Your instructions: Look through the entries and report how many lines include the word "this". Give the number alone.

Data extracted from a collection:

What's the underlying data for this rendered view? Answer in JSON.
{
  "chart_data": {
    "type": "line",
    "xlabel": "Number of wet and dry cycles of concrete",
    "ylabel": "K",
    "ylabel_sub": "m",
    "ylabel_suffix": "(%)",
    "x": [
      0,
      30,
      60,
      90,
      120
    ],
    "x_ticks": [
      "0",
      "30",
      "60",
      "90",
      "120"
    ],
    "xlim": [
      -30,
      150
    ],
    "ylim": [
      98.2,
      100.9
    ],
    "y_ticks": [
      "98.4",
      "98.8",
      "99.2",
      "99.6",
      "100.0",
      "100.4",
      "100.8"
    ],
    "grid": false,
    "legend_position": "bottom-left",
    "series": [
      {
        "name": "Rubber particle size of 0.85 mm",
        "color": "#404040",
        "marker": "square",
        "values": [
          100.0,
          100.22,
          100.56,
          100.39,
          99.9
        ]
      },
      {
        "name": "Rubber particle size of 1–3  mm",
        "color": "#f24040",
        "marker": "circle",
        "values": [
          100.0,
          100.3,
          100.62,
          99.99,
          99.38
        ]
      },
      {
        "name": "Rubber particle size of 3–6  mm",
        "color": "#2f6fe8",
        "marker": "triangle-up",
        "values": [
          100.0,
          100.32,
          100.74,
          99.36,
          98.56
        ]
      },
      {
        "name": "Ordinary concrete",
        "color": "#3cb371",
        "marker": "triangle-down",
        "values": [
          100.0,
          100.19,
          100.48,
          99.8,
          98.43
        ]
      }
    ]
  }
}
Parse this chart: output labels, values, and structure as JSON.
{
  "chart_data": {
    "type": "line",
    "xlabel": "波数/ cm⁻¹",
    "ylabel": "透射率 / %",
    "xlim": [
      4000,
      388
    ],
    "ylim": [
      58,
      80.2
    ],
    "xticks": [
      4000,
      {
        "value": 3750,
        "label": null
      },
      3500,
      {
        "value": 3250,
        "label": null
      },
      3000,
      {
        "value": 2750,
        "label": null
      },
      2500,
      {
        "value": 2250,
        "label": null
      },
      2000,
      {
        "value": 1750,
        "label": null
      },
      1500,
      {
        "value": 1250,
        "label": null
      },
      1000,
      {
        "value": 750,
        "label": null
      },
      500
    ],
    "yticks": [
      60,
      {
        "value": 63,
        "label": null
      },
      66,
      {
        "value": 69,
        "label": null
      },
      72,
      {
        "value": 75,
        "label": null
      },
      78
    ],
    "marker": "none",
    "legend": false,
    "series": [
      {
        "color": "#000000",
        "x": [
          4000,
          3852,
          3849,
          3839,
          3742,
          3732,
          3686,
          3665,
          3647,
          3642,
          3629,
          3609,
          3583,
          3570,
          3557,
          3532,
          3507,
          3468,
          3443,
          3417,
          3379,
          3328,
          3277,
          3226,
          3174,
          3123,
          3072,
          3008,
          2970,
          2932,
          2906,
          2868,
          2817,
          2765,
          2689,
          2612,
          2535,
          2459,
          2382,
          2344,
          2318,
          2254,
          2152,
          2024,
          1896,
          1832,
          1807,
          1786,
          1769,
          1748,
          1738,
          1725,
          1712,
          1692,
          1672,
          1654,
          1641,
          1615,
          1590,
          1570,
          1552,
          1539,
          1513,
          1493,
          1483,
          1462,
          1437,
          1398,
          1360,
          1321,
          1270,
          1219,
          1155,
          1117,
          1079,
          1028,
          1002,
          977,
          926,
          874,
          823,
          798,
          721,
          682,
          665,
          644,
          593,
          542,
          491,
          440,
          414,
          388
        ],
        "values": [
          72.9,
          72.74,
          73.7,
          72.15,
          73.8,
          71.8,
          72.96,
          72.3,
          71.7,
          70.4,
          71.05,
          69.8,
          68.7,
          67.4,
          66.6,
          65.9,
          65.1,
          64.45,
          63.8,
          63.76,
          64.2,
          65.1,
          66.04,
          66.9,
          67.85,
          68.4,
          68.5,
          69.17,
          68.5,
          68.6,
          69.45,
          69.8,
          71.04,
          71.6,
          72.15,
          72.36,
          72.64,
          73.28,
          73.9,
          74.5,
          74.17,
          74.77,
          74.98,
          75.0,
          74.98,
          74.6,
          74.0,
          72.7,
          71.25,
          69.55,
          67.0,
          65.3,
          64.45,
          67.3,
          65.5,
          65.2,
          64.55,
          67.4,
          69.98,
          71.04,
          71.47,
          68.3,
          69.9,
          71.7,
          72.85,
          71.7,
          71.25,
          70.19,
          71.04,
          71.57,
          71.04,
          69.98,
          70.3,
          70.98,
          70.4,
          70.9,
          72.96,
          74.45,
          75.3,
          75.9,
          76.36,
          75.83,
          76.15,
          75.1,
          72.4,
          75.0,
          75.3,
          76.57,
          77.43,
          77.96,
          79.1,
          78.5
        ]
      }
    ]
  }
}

---

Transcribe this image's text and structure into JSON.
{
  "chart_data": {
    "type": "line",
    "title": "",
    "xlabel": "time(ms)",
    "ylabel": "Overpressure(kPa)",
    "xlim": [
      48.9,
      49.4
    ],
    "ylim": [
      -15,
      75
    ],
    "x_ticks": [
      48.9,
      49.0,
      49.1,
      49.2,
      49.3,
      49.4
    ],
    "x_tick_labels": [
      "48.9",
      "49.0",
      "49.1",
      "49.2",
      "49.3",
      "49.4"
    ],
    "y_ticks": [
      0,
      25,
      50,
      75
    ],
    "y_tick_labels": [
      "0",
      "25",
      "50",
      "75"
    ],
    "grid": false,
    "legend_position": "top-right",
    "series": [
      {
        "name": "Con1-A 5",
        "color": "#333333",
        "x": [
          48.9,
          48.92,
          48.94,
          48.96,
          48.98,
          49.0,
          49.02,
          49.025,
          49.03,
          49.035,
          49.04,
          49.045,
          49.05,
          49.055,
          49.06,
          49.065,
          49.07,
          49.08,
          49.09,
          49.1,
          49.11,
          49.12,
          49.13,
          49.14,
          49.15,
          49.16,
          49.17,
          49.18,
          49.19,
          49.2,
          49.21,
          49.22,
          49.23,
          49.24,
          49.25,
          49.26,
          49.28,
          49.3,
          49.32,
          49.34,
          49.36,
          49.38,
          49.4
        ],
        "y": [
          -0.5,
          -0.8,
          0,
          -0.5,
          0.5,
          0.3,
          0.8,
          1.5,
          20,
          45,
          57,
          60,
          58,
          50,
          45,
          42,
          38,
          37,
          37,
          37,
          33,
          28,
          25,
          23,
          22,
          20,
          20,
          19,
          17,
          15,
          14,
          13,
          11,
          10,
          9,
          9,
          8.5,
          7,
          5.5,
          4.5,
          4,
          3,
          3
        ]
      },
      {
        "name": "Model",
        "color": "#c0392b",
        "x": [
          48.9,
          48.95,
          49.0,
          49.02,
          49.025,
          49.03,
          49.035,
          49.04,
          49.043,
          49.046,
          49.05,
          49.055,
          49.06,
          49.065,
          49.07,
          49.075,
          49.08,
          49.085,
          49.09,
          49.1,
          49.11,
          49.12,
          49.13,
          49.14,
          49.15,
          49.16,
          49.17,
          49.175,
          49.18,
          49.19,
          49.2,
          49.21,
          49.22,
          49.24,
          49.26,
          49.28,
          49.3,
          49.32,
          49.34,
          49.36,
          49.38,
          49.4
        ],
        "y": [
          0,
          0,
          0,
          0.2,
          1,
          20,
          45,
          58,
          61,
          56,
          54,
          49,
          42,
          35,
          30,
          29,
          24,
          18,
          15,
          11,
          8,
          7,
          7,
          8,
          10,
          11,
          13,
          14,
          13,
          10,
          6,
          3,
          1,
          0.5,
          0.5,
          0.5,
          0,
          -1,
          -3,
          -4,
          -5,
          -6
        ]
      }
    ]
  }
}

Written response: 3